++++ DATASET EXCERPTS ++++

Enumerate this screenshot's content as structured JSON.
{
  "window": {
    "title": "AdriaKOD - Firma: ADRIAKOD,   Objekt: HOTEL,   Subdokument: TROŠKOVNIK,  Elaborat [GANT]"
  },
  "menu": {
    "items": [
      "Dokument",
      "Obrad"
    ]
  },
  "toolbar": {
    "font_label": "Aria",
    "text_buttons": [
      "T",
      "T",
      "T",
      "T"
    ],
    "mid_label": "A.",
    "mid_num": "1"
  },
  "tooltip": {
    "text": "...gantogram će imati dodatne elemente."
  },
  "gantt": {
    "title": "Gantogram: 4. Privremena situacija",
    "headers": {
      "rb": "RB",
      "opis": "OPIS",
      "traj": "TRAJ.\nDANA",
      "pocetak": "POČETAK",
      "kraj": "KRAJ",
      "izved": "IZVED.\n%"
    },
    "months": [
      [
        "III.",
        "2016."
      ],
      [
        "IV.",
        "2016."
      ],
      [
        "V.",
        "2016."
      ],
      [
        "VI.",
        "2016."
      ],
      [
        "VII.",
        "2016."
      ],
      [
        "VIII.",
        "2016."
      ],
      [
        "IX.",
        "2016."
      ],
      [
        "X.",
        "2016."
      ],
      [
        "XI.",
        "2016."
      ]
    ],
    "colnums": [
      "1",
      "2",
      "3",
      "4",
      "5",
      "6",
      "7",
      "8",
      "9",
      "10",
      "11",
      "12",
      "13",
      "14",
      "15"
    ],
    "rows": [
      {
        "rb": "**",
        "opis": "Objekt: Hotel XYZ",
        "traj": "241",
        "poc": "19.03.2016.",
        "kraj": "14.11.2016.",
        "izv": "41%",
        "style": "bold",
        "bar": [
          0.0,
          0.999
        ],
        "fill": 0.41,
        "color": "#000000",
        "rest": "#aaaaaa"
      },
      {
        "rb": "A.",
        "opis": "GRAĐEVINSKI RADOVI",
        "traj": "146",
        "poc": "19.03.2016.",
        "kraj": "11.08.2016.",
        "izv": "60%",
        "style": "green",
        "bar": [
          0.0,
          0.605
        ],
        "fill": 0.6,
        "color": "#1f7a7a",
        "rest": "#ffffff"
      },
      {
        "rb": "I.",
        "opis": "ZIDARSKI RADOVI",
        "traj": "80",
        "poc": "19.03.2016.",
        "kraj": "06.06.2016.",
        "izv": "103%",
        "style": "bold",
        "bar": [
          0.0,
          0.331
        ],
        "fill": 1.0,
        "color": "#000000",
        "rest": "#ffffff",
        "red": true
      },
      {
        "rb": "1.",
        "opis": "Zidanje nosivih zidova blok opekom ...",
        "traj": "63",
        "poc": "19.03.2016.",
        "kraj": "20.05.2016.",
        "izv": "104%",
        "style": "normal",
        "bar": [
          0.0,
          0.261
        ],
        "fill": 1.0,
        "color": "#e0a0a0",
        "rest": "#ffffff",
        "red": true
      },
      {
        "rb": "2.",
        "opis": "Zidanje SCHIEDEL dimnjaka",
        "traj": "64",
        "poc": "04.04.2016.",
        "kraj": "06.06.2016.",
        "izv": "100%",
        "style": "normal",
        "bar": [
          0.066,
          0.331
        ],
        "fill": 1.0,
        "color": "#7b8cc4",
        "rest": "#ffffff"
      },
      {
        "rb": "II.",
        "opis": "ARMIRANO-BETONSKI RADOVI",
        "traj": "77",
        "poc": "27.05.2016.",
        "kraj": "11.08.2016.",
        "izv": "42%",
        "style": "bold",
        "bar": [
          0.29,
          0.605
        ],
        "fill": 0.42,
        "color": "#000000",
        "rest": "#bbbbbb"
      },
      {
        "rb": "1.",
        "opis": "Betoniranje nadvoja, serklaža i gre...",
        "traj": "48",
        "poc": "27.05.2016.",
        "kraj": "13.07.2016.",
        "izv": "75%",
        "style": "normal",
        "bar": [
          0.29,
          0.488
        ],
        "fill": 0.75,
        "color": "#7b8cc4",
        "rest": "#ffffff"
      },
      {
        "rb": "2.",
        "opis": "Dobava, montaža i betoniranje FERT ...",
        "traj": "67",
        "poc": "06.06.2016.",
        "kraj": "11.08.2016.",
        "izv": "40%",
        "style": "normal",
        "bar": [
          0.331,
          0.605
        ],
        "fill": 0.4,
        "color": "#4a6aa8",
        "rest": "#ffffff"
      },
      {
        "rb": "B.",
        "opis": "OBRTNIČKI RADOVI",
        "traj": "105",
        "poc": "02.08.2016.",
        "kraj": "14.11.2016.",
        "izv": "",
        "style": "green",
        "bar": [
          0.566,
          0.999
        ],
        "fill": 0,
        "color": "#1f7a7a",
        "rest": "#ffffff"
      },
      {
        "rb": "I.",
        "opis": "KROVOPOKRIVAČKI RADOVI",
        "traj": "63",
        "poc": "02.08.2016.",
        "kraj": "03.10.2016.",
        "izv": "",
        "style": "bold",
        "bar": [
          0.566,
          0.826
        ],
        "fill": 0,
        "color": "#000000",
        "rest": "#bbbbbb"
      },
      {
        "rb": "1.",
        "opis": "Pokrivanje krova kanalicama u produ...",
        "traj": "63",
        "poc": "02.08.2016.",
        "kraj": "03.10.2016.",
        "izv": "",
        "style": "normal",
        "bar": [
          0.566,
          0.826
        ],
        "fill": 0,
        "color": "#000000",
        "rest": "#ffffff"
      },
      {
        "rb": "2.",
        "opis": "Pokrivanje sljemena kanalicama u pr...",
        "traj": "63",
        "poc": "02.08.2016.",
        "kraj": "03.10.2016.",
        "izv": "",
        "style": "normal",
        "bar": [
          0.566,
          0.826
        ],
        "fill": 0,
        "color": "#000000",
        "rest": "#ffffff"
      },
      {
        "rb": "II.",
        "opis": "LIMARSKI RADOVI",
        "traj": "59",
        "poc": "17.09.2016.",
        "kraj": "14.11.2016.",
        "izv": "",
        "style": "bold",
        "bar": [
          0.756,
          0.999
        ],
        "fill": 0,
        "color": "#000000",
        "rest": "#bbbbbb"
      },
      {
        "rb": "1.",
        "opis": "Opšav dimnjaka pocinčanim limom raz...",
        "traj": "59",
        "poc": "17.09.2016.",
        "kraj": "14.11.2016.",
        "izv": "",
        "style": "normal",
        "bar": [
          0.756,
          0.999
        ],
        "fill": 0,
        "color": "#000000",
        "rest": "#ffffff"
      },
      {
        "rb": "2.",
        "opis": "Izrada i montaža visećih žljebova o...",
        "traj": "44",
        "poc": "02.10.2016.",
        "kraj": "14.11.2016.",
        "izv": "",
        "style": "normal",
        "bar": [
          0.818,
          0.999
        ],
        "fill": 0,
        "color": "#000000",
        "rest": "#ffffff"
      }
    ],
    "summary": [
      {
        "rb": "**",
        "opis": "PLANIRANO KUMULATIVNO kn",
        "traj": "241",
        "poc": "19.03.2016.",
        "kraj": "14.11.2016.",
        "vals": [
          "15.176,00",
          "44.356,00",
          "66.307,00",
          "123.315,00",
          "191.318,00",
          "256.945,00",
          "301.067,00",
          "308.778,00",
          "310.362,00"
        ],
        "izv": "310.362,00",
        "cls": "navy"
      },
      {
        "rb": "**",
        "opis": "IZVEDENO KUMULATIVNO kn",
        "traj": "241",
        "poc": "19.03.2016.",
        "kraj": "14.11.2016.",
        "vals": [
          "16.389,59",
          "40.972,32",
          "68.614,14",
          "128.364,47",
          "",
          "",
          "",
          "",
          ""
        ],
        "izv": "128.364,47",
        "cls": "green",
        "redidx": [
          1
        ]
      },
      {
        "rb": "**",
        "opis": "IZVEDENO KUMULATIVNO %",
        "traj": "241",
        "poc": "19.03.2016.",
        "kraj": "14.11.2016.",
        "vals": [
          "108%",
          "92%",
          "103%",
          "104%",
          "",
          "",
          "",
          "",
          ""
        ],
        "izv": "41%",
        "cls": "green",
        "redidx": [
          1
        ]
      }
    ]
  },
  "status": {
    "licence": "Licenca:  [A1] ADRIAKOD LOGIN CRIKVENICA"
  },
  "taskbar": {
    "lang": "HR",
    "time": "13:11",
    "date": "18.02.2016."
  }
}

++++

## REQUIRED TASK
Show the lines from the data above that contain the string "title".

## FULL OUTPUT
    "title": "AdriaKOD - Firma: ADRIAKOD,   Objekt: HOTEL,   Subdokument: TROŠKOVNIK,  Elaborat [GANT]"
    "title": "Gantogram: 4. Privremena situacija",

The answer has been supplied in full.